- [Exercise description]:
Copy out every record below, word for word.

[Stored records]
+-------+

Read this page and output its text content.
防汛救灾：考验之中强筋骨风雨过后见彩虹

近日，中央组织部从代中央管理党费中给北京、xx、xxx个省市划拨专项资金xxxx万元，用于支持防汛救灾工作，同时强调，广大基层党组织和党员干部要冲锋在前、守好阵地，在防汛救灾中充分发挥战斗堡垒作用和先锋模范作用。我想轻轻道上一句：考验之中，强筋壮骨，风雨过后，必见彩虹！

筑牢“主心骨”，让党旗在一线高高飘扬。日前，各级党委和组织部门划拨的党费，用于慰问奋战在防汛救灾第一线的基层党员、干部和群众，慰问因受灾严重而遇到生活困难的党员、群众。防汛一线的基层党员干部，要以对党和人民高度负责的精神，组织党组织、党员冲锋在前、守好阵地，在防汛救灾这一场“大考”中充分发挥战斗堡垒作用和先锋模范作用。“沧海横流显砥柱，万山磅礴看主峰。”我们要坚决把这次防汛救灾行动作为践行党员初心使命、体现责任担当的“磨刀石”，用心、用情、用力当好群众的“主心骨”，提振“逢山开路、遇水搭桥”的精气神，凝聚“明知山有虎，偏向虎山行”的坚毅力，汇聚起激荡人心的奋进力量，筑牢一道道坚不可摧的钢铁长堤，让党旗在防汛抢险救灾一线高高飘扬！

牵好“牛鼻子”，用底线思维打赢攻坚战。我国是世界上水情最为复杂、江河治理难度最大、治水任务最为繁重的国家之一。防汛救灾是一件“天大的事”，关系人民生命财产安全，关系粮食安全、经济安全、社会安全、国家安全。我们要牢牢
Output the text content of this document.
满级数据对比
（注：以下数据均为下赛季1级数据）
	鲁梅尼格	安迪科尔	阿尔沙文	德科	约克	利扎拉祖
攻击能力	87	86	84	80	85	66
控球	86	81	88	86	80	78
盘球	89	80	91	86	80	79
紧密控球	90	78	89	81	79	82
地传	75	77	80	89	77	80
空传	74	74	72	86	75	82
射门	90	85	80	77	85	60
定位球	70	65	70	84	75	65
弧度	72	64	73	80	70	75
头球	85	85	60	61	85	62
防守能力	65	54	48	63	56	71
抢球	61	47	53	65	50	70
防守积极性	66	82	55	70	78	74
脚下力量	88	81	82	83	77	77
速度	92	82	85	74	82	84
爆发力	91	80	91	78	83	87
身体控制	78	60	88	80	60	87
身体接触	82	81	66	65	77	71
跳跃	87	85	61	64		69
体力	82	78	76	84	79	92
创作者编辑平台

+-------+

- [Expected answer]:
Read this page and output its text content.
防汛救灾：考验之中强筋骨风雨过后见彩虹

近日，中央组织部从代中央管理党费中给北京、xx、xxx个省市划拨专项资金xxxx万元，用于支持防汛救灾工作，同时强调，广大基层党组织和党员干部要冲锋在前、守好阵地，在防汛救灾中充分发挥战斗堡垒作用和先锋模范作用。我想轻轻道上一句：考验之中，强筋壮骨，风雨过后，必见彩虹！

筑牢“主心骨”，让党旗在一线高高飘扬。日前，各级党委和组织部门划拨的党费，用于慰问奋战在防汛救灾第一线的基层党员、干部和群众，慰问因受灾严重而遇到生活困难的党员、群众。防汛一线的基层党员干部，要以对党和人民高度负责的精神，组织党组织、党员冲锋在前、守好阵地，在防汛救灾这一场“大考”中充分发挥战斗堡垒作用和先锋模范作用。“沧海横流显砥柱，万山磅礴看主峰。”我们要坚决把这次防汛救灾行动作为践行党员初心使命、体现责任担当的“磨刀石”，用心、用情、用力当好群众的“主心骨”，提振“逢山开路、遇水搭桥”的精气神，凝聚“明知山有虎，偏向虎山行”的坚毅力，汇聚起激荡人心的奋进力量，筑牢一道道坚不可摧的钢铁长堤，让党旗在防汛抢险救灾一线高高飘扬！

牵好“牛鼻子”，用底线思维打赢攻坚战。我国是世界上水情最为复杂、江河治理难度最大、治水任务最为繁重的国家之一。防汛救灾是一件“天大的事”，关系人民生命财产安全，关系粮食安全、经济安全、社会安全、国家安全。我们要牢牢
Output the text content of this document.
满级数据对比
（注：以下数据均为下赛季1级数据）
	鲁梅尼格	安迪科尔	阿尔沙文	德科	约克	利扎拉祖
攻击能力	87	86	84	80	85	66
控球	86	81	88	86	80	78
盘球	89	80	91	86	80	79
紧密控球	90	78	89	81	79	82
地传	75	77	80	89	77	80
空传	74	74	72	86	75	82
射门	90	85	80	77	85	60
定位球	70	65	70	84	75	65
弧度	72	64	73	80	70	75
头球	85	85	60	61	85	62
防守能力	65	54	48	63	56	71
抢球	61	47	53	65	50	70
防守积极性	66	82	55	70	78	74
脚下力量	88	81	82	83	77	77
速度	92	82	85	74	82	84
爆发力	91	80	91	78	83	87
身体控制	78	60	88	80	60	87
身体接触	82	81	66	65	77	71
跳跃	87	85	61	64		69
体力	82	78	76	84	79	92
创作者编辑平台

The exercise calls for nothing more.